課題: 「chevron-left-icon [72,82,98,136]」がある行から始めて、「status-indicator-dot [950,394,990,434]」がある行で終わるまでの行を、1行を1つの文字列にしたJSONのリストにしてください。両端の行も入れ、空行とそれ以外の行は入れないでください。

::: 記録一覧 :::

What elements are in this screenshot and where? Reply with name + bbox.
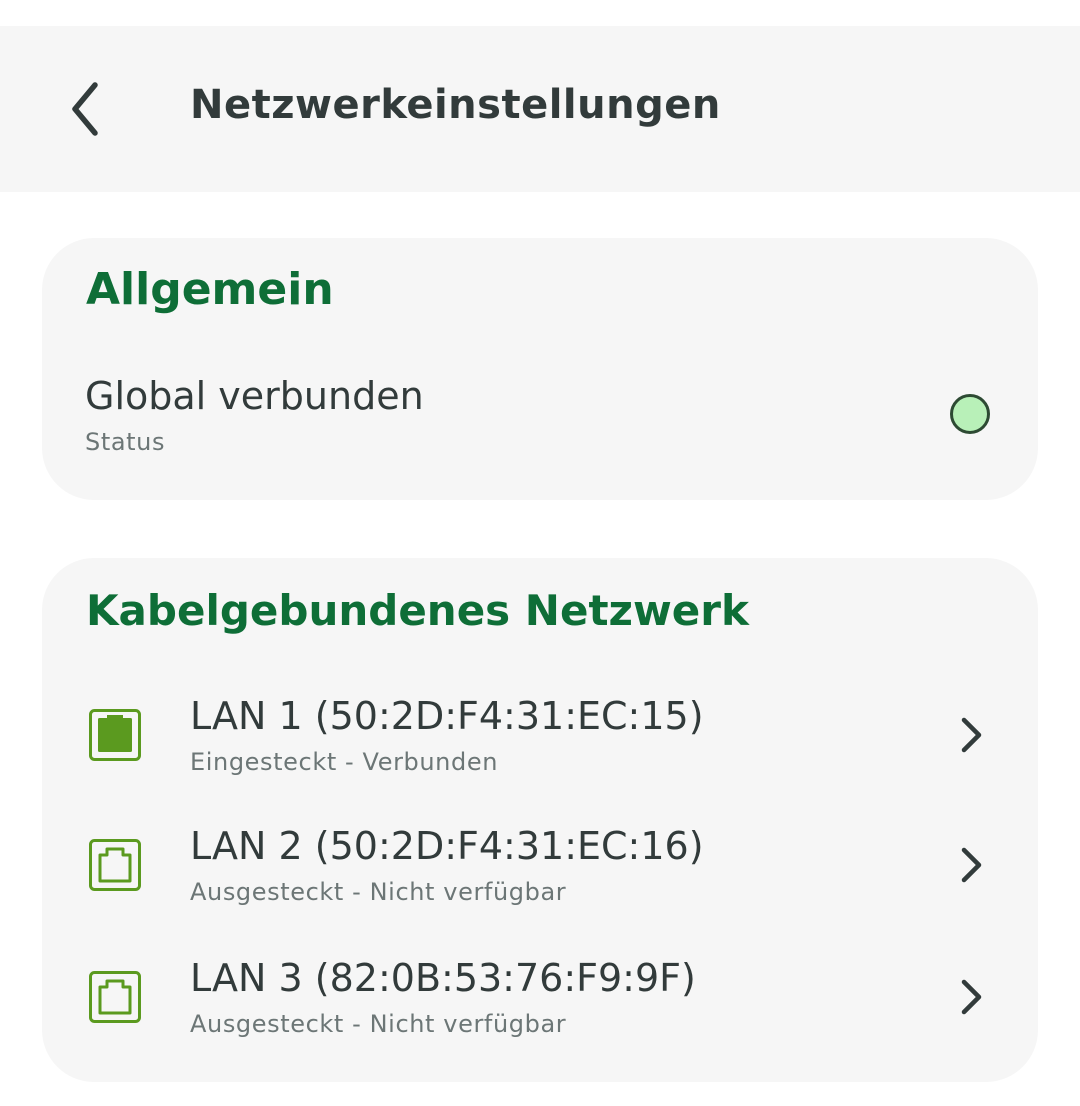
chevron-left-icon [72,82,98,136]
lan-item-label: LAN 2 (50:2D:F4:31:EC:16) [190,824,704,868]
global-status-row: Global verbunden Status [42,362,1038,472]
global-status-value: Global verbunden [85,374,424,418]
status-indicator-dot [950,394,990,434]
lan-item-3[interactable]: LAN 3 (82:0B:53:76:F9:9F) Ausgesteckt - … [42,942,1038,1062]
lan-item-label: LAN 1 (50:2D:F4:31:EC:15) [190,694,704,738]
wired-network-card: Kabelgebundenes Netzwerk LAN 1 (50:2D:F4… [42,558,1038,1082]
lan-item-status: Ausgesteckt - Nicht verfügbar [190,878,567,906]
ethernet-port-filled-icon [89,709,141,761]
app-bar: Netzwerkeinstellungen [0,26,1080,192]
lan-item-status: Eingesteckt - Verbunden [190,748,498,776]
lan-item-label: LAN 3 (82:0B:53:76:F9:9F) [190,956,696,1000]
section-title-wired: Kabelgebundenes Netzwerk [86,586,749,635]
general-card: Allgemein Global verbunden Status [42,238,1038,500]
chevron-right-icon [961,717,982,753]
back-button[interactable] [58,76,112,142]
ethernet-port-outline-icon [89,839,141,891]
lan-item-status: Ausgesteckt - Nicht verfügbar [190,1010,567,1038]
ethernet-port-outline-icon [89,971,141,1023]
section-title-general: Allgemein [86,264,334,315]
page-title: Netzwerkeinstellungen [190,82,721,128]
global-status-label: Status [85,428,166,456]
chevron-right-icon [961,847,982,883]
lan-item-1[interactable]: LAN 1 (50:2D:F4:31:EC:15) Eingesteckt - … [42,680,1038,800]
chevron-right-icon [961,979,982,1015]
lan-item-2[interactable]: LAN 2 (50:2D:F4:31:EC:16) Ausgesteckt - … [42,810,1038,930]
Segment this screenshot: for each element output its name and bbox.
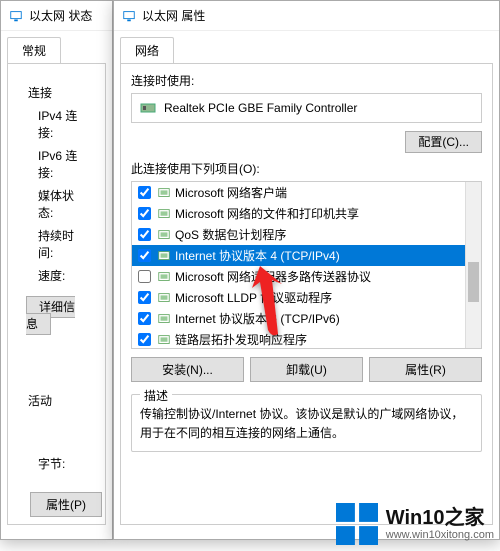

:::

解答:
[
  "chevron-left-icon [72,82,98,136]",
  "lan-item-label: LAN 2 (50:2D:F4:31:EC:16) [190,824,704,868]",
  "global-status-row: Global verbunden Status [42,362,1038,472]",
  "global-status-value: Global verbunden [85,374,424,418]",
  "status-indicator-dot [950,394,990,434]"
]